(Data items)
• • •

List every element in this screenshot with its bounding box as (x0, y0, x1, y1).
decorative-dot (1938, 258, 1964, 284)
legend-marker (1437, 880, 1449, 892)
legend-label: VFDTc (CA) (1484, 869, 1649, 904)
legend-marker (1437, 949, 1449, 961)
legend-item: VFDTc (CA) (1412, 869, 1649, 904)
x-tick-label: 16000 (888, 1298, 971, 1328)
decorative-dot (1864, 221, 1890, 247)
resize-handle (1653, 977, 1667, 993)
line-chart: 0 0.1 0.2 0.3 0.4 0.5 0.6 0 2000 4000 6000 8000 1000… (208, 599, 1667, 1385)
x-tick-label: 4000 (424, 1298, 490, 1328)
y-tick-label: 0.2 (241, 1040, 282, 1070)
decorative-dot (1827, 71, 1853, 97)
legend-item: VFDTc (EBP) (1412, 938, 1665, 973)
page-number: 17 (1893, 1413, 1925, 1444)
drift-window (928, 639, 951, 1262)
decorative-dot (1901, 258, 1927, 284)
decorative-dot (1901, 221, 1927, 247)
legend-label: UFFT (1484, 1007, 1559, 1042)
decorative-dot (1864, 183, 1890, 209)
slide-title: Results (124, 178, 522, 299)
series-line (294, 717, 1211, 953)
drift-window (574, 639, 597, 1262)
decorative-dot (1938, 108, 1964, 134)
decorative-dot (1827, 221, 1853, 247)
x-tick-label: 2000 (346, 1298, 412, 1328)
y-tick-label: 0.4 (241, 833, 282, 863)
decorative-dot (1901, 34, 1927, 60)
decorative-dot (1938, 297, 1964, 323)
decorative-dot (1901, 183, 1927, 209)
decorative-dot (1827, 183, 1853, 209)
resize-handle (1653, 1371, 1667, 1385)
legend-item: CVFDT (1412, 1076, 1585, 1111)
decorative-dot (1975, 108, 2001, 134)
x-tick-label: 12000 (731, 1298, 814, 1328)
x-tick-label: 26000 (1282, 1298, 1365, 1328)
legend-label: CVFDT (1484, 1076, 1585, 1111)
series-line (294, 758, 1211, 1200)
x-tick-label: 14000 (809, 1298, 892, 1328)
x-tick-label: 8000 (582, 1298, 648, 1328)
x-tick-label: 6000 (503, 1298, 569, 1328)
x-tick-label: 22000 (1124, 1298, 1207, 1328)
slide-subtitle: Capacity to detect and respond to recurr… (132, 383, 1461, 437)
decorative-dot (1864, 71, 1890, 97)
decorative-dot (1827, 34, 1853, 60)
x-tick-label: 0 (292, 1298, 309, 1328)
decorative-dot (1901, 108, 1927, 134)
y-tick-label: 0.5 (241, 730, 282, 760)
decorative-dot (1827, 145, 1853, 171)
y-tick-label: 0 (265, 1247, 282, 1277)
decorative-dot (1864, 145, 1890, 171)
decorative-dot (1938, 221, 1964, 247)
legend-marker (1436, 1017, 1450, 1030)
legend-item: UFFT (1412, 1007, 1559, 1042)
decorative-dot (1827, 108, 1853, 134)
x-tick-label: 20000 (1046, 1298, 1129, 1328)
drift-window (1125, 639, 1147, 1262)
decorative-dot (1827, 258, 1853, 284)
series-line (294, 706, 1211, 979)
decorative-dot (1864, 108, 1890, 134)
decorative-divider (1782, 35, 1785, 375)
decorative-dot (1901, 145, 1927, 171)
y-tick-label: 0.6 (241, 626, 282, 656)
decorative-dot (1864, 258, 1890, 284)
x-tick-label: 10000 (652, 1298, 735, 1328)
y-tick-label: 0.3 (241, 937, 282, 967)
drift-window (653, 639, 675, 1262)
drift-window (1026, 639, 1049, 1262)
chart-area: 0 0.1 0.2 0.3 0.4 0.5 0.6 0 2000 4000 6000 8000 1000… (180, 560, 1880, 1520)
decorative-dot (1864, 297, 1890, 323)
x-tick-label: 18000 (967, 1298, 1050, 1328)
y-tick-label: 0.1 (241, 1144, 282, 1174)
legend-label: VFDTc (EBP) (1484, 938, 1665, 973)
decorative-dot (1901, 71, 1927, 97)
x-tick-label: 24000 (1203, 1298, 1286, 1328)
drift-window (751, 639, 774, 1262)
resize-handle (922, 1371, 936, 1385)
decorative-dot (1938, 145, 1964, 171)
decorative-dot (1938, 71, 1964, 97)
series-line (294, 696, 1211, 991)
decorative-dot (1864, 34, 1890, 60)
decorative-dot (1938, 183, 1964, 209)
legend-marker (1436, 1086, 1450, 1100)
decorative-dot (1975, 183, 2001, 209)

• • •

Please return every line of each row above, unchanged.

● **EXERCISE SOLUTION**:
List every element in this screenshot with its bounding box as (x0, y0, x1, y1).
decorative-dot (1938, 258, 1964, 284)
legend-marker (1437, 880, 1449, 892)
legend-label: VFDTc (CA) (1484, 869, 1649, 904)
legend-marker (1437, 949, 1449, 961)
legend-item: VFDTc (CA) (1412, 869, 1649, 904)
x-tick-label: 16000 (888, 1298, 971, 1328)
decorative-dot (1864, 221, 1890, 247)
resize-handle (1653, 977, 1667, 993)
line-chart: 0 0.1 0.2 0.3 0.4 0.5 0.6 0 2000 4000 6000 8000 1000… (208, 599, 1667, 1385)
x-tick-label: 4000 (424, 1298, 490, 1328)
y-tick-label: 0.2 (241, 1040, 282, 1070)
decorative-dot (1827, 71, 1853, 97)
legend-item: VFDTc (EBP) (1412, 938, 1665, 973)
page-number: 17 (1893, 1413, 1925, 1444)
drift-window (928, 639, 951, 1262)
decorative-dot (1901, 258, 1927, 284)
decorative-dot (1901, 221, 1927, 247)
legend-label: UFFT (1484, 1007, 1559, 1042)
decorative-dot (1864, 183, 1890, 209)
slide-title: Results (124, 178, 522, 299)
series-line (294, 717, 1211, 953)
drift-window (574, 639, 597, 1262)
decorative-dot (1938, 108, 1964, 134)
decorative-dot (1827, 221, 1853, 247)
x-tick-label: 2000 (346, 1298, 412, 1328)
y-tick-label: 0.4 (241, 833, 282, 863)
decorative-dot (1901, 34, 1927, 60)
decorative-dot (1938, 297, 1964, 323)
decorative-dot (1901, 183, 1927, 209)
decorative-dot (1827, 183, 1853, 209)
resize-handle (1653, 1371, 1667, 1385)
legend-item: CVFDT (1412, 1076, 1585, 1111)
decorative-dot (1975, 108, 2001, 134)
x-tick-label: 12000 (731, 1298, 814, 1328)
x-tick-label: 26000 (1282, 1298, 1365, 1328)
legend-label: CVFDT (1484, 1076, 1585, 1111)
series-line (294, 758, 1211, 1200)
x-tick-label: 14000 (809, 1298, 892, 1328)
x-tick-label: 8000 (582, 1298, 648, 1328)
x-tick-label: 6000 (503, 1298, 569, 1328)
x-tick-label: 22000 (1124, 1298, 1207, 1328)
slide-subtitle: Capacity to detect and respond to recurr… (132, 383, 1461, 437)
decorative-dot (1864, 71, 1890, 97)
decorative-dot (1827, 34, 1853, 60)
x-tick-label: 0 (292, 1298, 309, 1328)
decorative-dot (1901, 108, 1927, 134)
y-tick-label: 0.5 (241, 730, 282, 760)
decorative-dot (1827, 145, 1853, 171)
y-tick-label: 0 (265, 1247, 282, 1277)
decorative-dot (1864, 145, 1890, 171)
decorative-dot (1938, 221, 1964, 247)
legend-marker (1436, 1017, 1450, 1030)
legend-item: UFFT (1412, 1007, 1559, 1042)
decorative-dot (1827, 108, 1853, 134)
x-tick-label: 20000 (1046, 1298, 1129, 1328)
drift-window (1125, 639, 1147, 1262)
decorative-dot (1827, 258, 1853, 284)
series-line (294, 706, 1211, 979)
decorative-dot (1864, 108, 1890, 134)
decorative-divider (1782, 35, 1785, 375)
decorative-dot (1901, 145, 1927, 171)
y-tick-label: 0.6 (241, 626, 282, 656)
decorative-dot (1864, 258, 1890, 284)
x-tick-label: 10000 (652, 1298, 735, 1328)
y-tick-label: 0.3 (241, 937, 282, 967)
drift-window (653, 639, 675, 1262)
drift-window (1026, 639, 1049, 1262)
chart-area: 0 0.1 0.2 0.3 0.4 0.5 0.6 0 2000 4000 6000 8000 1000… (180, 560, 1880, 1520)
decorative-dot (1864, 297, 1890, 323)
x-tick-label: 18000 (967, 1298, 1050, 1328)
y-tick-label: 0.1 (241, 1144, 282, 1174)
legend-label: VFDTc (EBP) (1484, 938, 1665, 973)
decorative-dot (1901, 71, 1927, 97)
x-tick-label: 24000 (1203, 1298, 1286, 1328)
drift-window (751, 639, 774, 1262)
resize-handle (922, 1371, 936, 1385)
decorative-dot (1938, 145, 1964, 171)
decorative-dot (1938, 71, 1964, 97)
series-line (294, 696, 1211, 991)
decorative-dot (1864, 34, 1890, 60)
decorative-dot (1938, 183, 1964, 209)
legend-marker (1436, 1086, 1450, 1100)
decorative-dot (1975, 183, 2001, 209)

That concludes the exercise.